══ Data for processing ══

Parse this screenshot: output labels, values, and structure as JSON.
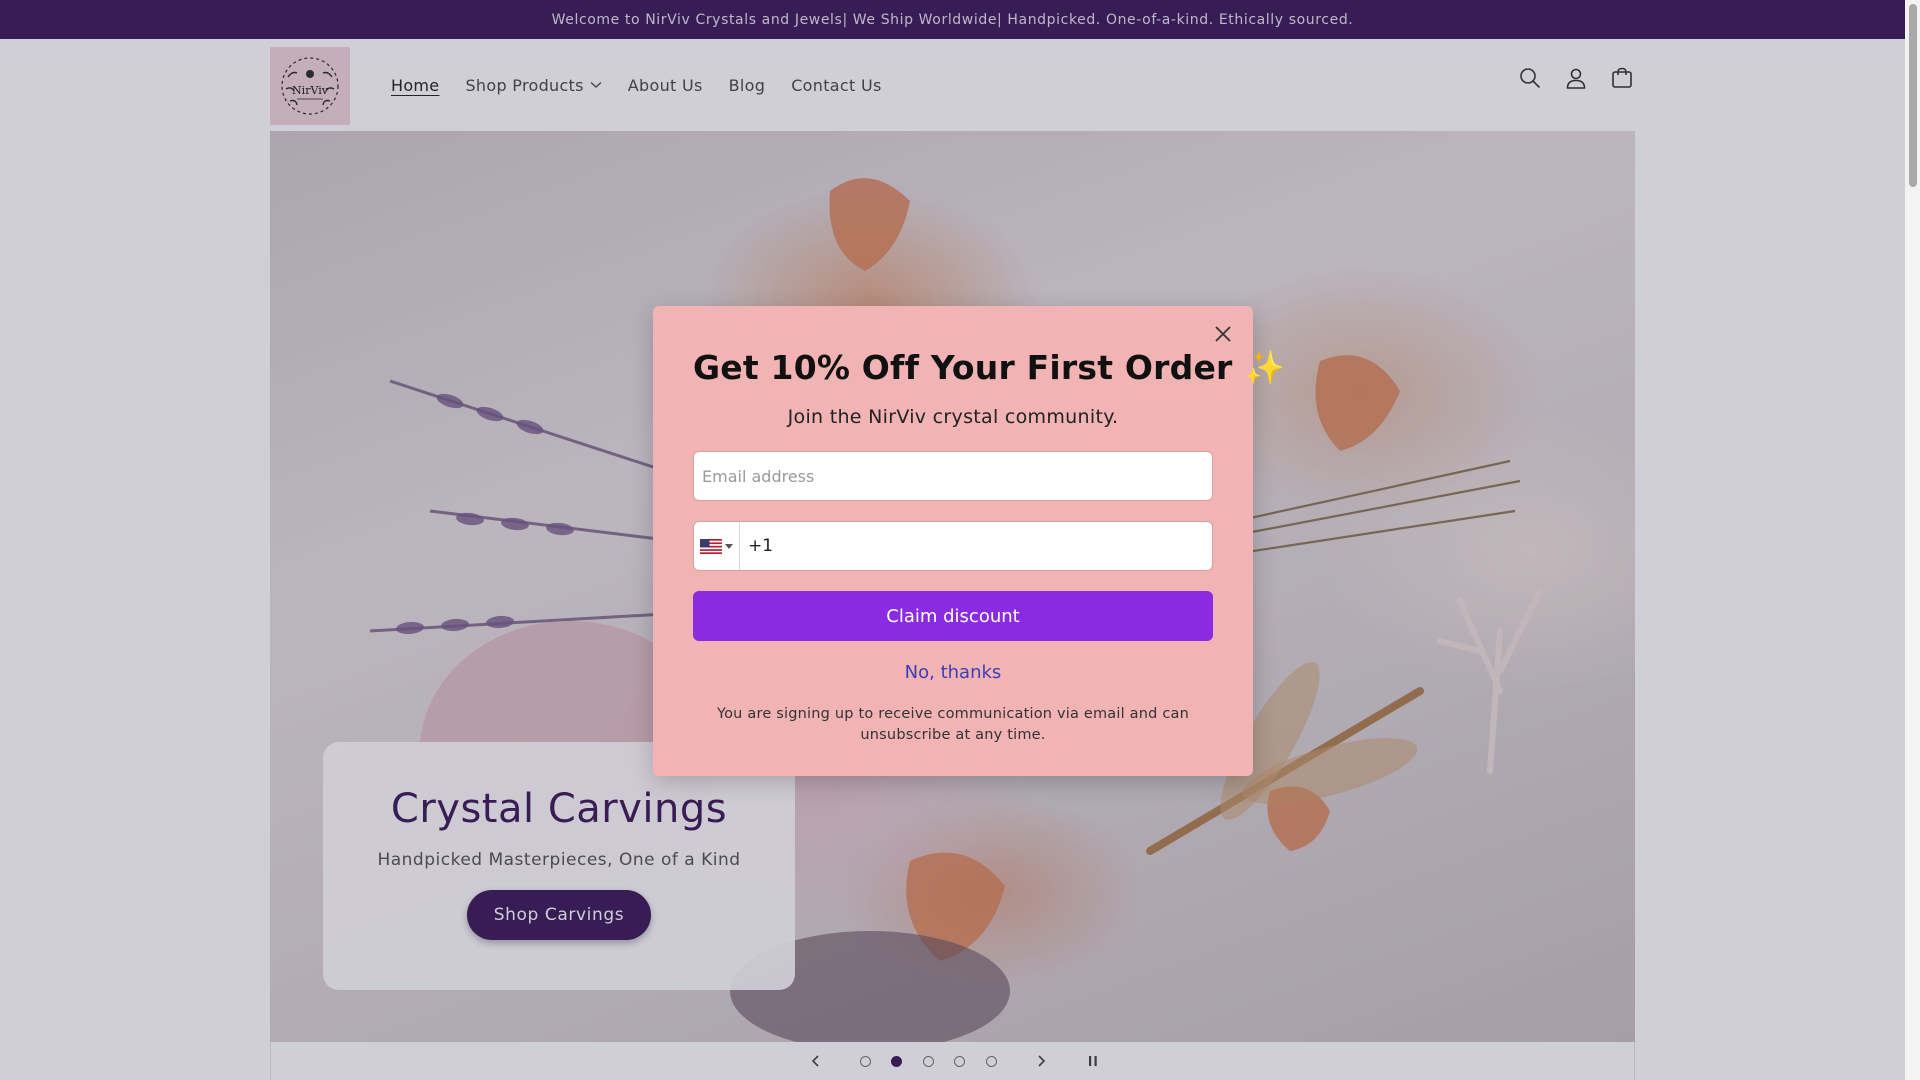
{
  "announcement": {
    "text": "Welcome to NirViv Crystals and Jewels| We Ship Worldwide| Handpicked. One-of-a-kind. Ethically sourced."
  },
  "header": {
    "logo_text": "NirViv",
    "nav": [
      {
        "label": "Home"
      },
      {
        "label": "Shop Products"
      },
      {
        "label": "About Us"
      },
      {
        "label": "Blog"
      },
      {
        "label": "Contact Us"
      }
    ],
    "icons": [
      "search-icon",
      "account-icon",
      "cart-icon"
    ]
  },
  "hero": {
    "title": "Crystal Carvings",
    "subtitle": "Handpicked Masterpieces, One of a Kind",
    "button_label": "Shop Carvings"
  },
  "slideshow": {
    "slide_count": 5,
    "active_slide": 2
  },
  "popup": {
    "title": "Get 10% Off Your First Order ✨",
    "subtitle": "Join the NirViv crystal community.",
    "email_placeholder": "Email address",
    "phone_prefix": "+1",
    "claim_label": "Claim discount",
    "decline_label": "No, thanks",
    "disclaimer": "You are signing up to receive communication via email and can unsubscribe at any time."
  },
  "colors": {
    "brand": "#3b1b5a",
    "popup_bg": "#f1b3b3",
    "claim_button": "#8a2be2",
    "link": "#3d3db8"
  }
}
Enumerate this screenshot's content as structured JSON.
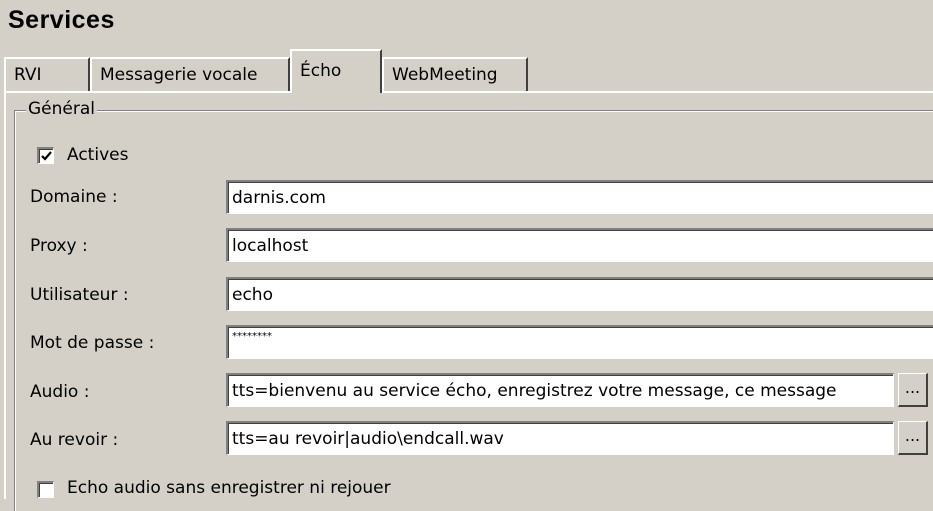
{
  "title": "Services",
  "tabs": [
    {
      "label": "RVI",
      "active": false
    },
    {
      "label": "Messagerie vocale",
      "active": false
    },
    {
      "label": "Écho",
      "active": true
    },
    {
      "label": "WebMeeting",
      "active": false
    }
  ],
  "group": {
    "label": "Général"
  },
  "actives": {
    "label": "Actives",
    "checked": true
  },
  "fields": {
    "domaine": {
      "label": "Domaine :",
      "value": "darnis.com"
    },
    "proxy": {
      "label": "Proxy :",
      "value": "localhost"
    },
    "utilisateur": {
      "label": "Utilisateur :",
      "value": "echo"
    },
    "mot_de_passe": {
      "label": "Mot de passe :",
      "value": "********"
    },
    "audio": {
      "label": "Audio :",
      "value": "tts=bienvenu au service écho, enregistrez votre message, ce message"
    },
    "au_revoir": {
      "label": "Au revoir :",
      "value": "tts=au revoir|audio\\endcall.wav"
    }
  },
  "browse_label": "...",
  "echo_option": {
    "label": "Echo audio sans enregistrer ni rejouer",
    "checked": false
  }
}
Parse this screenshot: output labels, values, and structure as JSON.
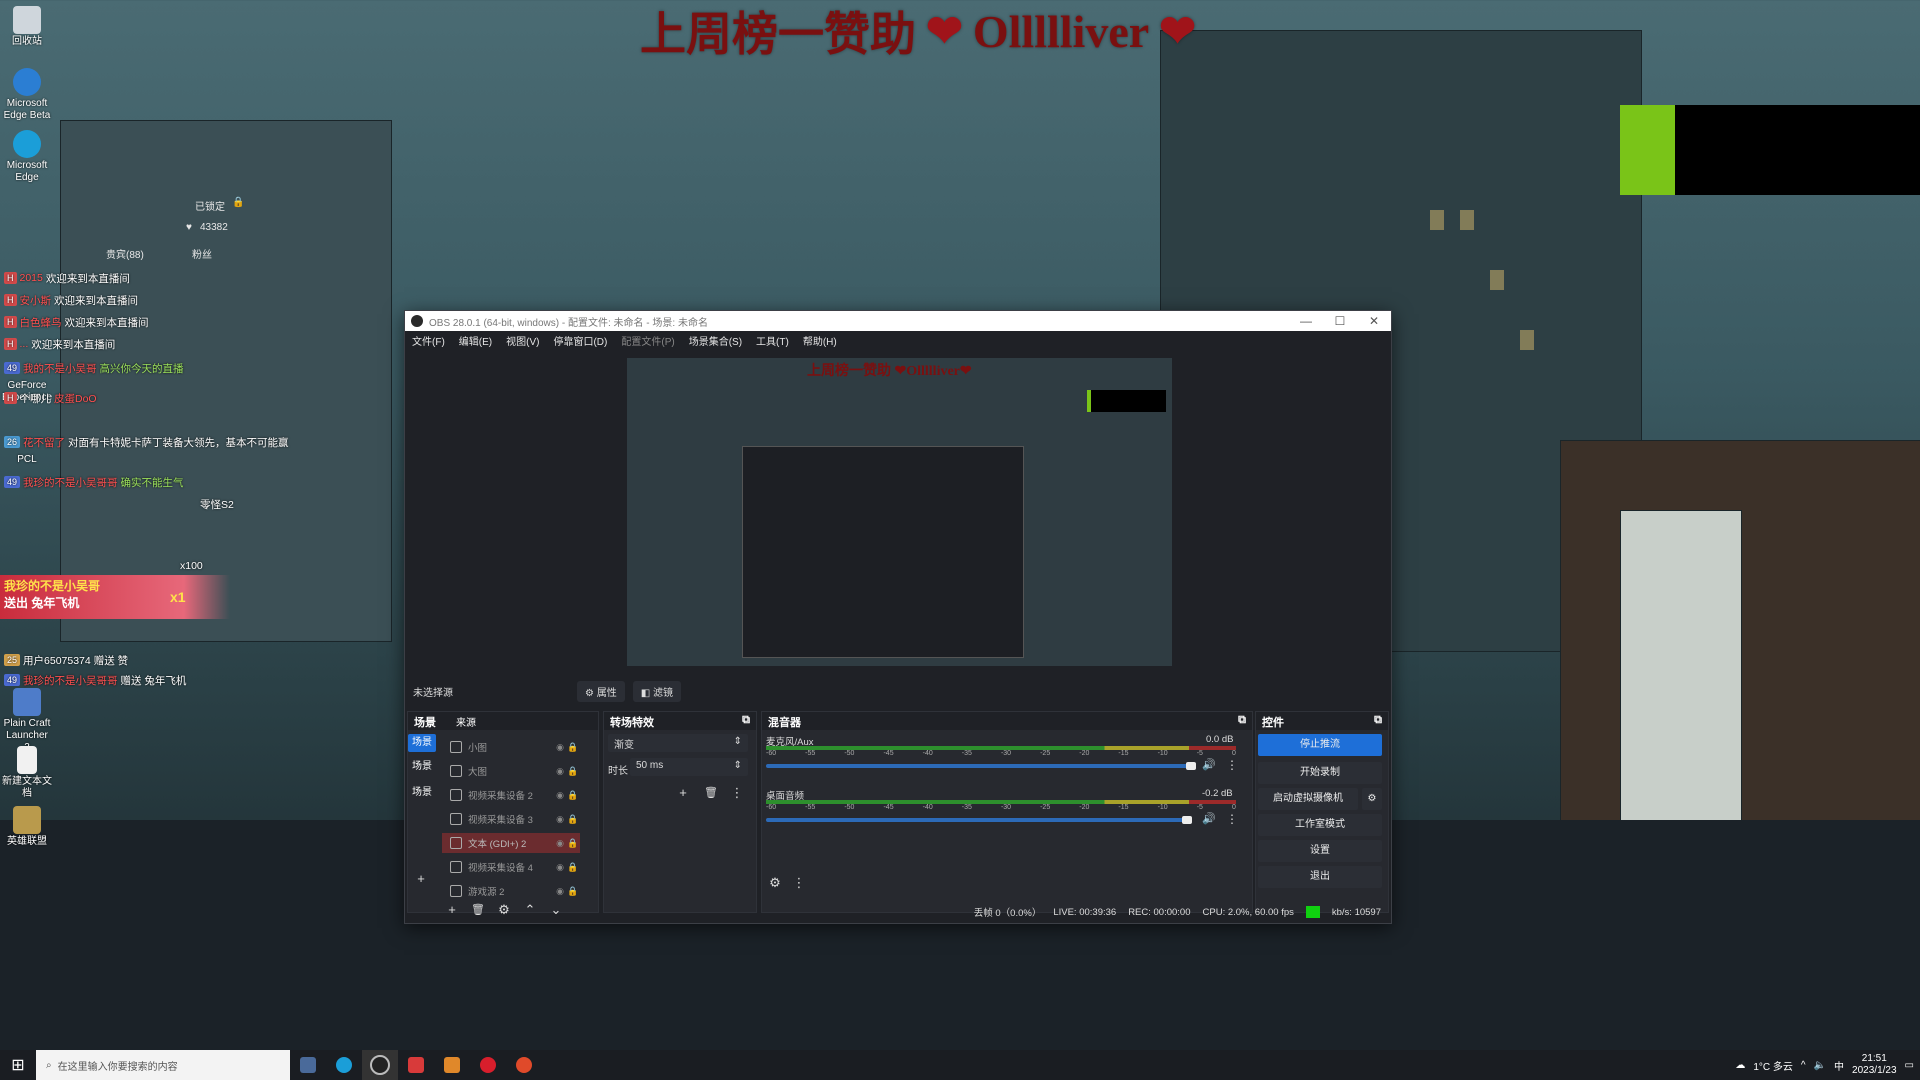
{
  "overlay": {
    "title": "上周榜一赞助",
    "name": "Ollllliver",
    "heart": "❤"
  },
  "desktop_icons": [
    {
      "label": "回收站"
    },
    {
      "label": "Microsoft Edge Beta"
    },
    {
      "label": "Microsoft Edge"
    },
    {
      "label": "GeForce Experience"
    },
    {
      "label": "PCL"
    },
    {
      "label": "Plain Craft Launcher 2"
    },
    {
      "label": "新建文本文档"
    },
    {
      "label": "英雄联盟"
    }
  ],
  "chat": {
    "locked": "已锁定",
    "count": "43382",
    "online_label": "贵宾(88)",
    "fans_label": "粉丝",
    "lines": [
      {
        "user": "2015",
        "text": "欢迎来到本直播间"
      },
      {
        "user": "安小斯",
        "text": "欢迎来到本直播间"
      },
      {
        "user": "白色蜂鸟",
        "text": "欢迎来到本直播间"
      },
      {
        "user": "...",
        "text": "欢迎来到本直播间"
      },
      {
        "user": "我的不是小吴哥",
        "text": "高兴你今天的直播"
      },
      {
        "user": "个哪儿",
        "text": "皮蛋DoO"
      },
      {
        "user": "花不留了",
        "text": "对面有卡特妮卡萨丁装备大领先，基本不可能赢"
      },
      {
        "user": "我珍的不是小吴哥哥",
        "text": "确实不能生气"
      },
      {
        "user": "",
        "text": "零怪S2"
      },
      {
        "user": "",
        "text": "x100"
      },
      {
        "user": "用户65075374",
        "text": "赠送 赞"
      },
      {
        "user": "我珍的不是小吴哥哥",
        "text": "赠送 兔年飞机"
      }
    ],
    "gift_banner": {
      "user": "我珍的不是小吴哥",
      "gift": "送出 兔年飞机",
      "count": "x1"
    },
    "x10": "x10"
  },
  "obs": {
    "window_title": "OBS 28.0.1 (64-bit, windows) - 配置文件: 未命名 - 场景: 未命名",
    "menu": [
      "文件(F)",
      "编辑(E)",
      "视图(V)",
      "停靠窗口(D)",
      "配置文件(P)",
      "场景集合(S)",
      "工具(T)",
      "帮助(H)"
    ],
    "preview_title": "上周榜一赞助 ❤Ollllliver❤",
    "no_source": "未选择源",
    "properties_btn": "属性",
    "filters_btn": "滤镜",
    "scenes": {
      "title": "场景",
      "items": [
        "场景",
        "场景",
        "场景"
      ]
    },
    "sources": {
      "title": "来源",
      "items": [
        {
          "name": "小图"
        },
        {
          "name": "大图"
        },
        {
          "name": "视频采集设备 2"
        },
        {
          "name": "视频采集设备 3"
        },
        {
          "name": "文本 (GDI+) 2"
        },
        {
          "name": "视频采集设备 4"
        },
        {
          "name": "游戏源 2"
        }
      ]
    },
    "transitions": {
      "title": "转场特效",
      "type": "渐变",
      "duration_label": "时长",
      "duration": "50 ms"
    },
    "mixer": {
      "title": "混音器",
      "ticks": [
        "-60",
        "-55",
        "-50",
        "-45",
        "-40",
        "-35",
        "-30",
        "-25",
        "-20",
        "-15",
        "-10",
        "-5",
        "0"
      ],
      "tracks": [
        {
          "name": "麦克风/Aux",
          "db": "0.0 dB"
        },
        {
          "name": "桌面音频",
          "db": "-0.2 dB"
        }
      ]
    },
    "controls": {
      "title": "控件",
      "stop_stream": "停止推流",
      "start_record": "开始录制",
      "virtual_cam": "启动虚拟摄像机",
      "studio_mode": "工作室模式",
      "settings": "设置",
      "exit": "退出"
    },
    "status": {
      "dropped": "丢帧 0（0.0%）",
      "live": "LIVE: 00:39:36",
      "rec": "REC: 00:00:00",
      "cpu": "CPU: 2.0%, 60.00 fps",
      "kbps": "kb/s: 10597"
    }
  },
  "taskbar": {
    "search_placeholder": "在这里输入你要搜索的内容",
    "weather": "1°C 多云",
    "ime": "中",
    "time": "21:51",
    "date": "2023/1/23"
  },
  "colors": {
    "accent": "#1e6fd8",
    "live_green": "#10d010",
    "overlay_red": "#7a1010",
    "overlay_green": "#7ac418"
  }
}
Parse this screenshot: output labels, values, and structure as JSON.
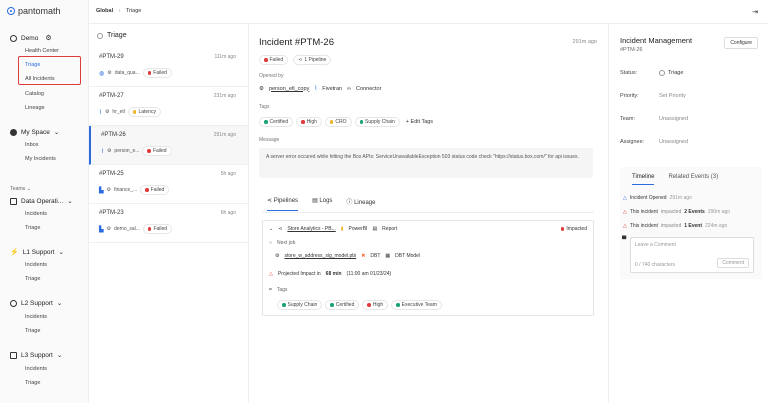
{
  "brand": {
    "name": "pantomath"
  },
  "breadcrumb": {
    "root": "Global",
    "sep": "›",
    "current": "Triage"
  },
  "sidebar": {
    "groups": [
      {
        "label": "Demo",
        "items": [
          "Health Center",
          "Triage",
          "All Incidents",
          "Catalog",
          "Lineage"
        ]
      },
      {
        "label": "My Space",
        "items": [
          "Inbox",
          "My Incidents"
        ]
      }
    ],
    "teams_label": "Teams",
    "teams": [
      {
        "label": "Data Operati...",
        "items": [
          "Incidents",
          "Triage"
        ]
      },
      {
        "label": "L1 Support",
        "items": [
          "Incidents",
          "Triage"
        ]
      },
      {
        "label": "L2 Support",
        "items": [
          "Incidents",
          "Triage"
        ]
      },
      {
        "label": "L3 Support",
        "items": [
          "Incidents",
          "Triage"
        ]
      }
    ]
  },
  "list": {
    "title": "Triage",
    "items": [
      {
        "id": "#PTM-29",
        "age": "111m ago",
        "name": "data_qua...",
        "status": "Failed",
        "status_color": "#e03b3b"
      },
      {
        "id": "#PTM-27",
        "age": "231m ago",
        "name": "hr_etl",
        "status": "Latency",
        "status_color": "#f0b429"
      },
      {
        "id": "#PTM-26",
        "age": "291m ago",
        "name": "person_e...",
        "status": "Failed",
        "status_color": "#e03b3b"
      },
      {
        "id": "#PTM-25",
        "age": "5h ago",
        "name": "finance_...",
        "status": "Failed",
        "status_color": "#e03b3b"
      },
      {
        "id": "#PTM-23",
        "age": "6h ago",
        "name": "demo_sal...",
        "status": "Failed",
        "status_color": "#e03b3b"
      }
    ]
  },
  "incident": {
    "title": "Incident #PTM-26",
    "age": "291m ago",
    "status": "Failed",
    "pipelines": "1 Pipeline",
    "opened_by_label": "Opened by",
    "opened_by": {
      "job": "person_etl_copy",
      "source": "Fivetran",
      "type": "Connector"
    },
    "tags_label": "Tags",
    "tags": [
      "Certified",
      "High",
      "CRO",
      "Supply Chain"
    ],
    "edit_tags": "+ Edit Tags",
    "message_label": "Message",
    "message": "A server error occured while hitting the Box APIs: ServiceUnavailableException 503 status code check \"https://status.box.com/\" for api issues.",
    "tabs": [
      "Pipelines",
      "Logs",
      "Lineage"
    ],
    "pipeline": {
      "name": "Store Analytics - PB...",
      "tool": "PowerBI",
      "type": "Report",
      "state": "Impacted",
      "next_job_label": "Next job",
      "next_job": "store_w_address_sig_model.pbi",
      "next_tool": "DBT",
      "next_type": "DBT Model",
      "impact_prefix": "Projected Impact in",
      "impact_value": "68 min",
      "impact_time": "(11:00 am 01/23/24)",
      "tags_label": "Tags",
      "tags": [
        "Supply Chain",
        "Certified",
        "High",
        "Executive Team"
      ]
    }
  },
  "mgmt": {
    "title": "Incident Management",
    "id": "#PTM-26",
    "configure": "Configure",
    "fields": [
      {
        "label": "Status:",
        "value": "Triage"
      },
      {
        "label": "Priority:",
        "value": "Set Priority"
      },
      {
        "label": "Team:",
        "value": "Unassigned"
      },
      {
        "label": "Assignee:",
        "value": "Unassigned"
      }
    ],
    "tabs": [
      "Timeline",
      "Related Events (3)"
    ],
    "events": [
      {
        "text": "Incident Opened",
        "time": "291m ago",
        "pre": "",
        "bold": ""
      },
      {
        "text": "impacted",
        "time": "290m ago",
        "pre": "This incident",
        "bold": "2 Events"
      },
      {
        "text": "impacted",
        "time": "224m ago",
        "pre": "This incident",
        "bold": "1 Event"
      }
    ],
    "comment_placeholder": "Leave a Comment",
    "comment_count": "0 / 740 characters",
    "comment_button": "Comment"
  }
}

═══

Stated problem: Which lines in the data above contain "Support"? Show each one.

Output below:
        "label": "L1 Support",
        "label": "L2 Support",
        "label": "L3 Support",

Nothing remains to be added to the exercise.